Entries from a visual dataset
☆ ☆ ☆
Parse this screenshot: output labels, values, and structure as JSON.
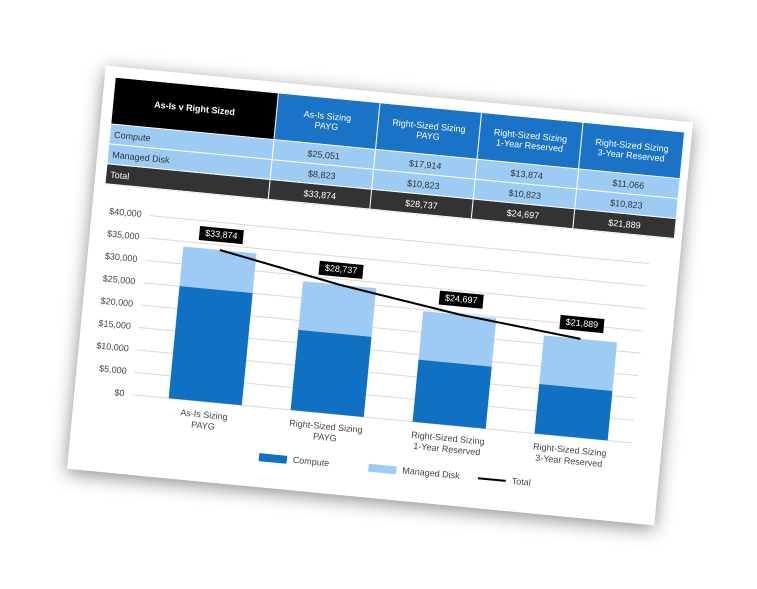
{
  "table": {
    "header": [
      "As-Is v Right Sized",
      "As-Is Sizing\nPAYG",
      "Right-Sized Sizing\nPAYG",
      "Right-Sized Sizing\n1-Year Reserved",
      "Right-Sized Sizing\n3-Year Reserved"
    ],
    "rows": [
      [
        "Compute",
        "$25,051",
        "$17,914",
        "$13,874",
        "$11,066"
      ],
      [
        "Managed Disk",
        "$8,823",
        "$10,823",
        "$10,823",
        "$10,823"
      ],
      [
        "Total",
        "$33,874",
        "$28,737",
        "$24,697",
        "$21,889"
      ]
    ]
  },
  "chart_data": {
    "type": "bar",
    "stacked": true,
    "categories": [
      "As-Is Sizing\nPAYG",
      "Right-Sized Sizing\nPAYG",
      "Right-Sized Sizing\n1-Year Reserved",
      "Right-Sized Sizing\n3-Year Reserved"
    ],
    "series": [
      {
        "name": "Compute",
        "color": "#1070c4",
        "values": [
          25051,
          17914,
          13874,
          11066
        ]
      },
      {
        "name": "Managed Disk",
        "color": "#9dcbf3",
        "values": [
          8823,
          10823,
          10823,
          10823
        ]
      },
      {
        "name": "Total",
        "type": "line",
        "color": "#000000",
        "values": [
          33874,
          28737,
          24697,
          21889
        ],
        "value_labels": [
          "$33,874",
          "$28,737",
          "$24,697",
          "$21,889"
        ]
      }
    ],
    "ylim": [
      0,
      40000
    ],
    "yticks": [
      {
        "value": 0,
        "label": "$0"
      },
      {
        "value": 5000,
        "label": "$5,000"
      },
      {
        "value": 10000,
        "label": "$10,000"
      },
      {
        "value": 15000,
        "label": "$15,000"
      },
      {
        "value": 20000,
        "label": "$20,000"
      },
      {
        "value": 25000,
        "label": "$25,000"
      },
      {
        "value": 30000,
        "label": "$30,000"
      },
      {
        "value": 35000,
        "label": "$35,000"
      },
      {
        "value": 40000,
        "label": "$40,000"
      }
    ],
    "grid": true,
    "legend": "bottom"
  }
}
☆ ☆ ☆
Required work:
Transcribe all of the material exactly, leaving out whatever pictures it contains.

Result below:
Parse this screenshot: output labels, values, and structure as JSON.
{
  "table": {
    "header": [
      "As-Is v Right Sized",
      "As-Is Sizing\nPAYG",
      "Right-Sized Sizing\nPAYG",
      "Right-Sized Sizing\n1-Year Reserved",
      "Right-Sized Sizing\n3-Year Reserved"
    ],
    "rows": [
      [
        "Compute",
        "$25,051",
        "$17,914",
        "$13,874",
        "$11,066"
      ],
      [
        "Managed Disk",
        "$8,823",
        "$10,823",
        "$10,823",
        "$10,823"
      ],
      [
        "Total",
        "$33,874",
        "$28,737",
        "$24,697",
        "$21,889"
      ]
    ]
  },
  "chart_data": {
    "type": "bar",
    "stacked": true,
    "categories": [
      "As-Is Sizing\nPAYG",
      "Right-Sized Sizing\nPAYG",
      "Right-Sized Sizing\n1-Year Reserved",
      "Right-Sized Sizing\n3-Year Reserved"
    ],
    "series": [
      {
        "name": "Compute",
        "color": "#1070c4",
        "values": [
          25051,
          17914,
          13874,
          11066
        ]
      },
      {
        "name": "Managed Disk",
        "color": "#9dcbf3",
        "values": [
          8823,
          10823,
          10823,
          10823
        ]
      },
      {
        "name": "Total",
        "type": "line",
        "color": "#000000",
        "values": [
          33874,
          28737,
          24697,
          21889
        ],
        "value_labels": [
          "$33,874",
          "$28,737",
          "$24,697",
          "$21,889"
        ]
      }
    ],
    "ylim": [
      0,
      40000
    ],
    "yticks": [
      {
        "value": 0,
        "label": "$0"
      },
      {
        "value": 5000,
        "label": "$5,000"
      },
      {
        "value": 10000,
        "label": "$10,000"
      },
      {
        "value": 15000,
        "label": "$15,000"
      },
      {
        "value": 20000,
        "label": "$20,000"
      },
      {
        "value": 25000,
        "label": "$25,000"
      },
      {
        "value": 30000,
        "label": "$30,000"
      },
      {
        "value": 35000,
        "label": "$35,000"
      },
      {
        "value": 40000,
        "label": "$40,000"
      }
    ],
    "grid": true,
    "legend": "bottom"
  }
}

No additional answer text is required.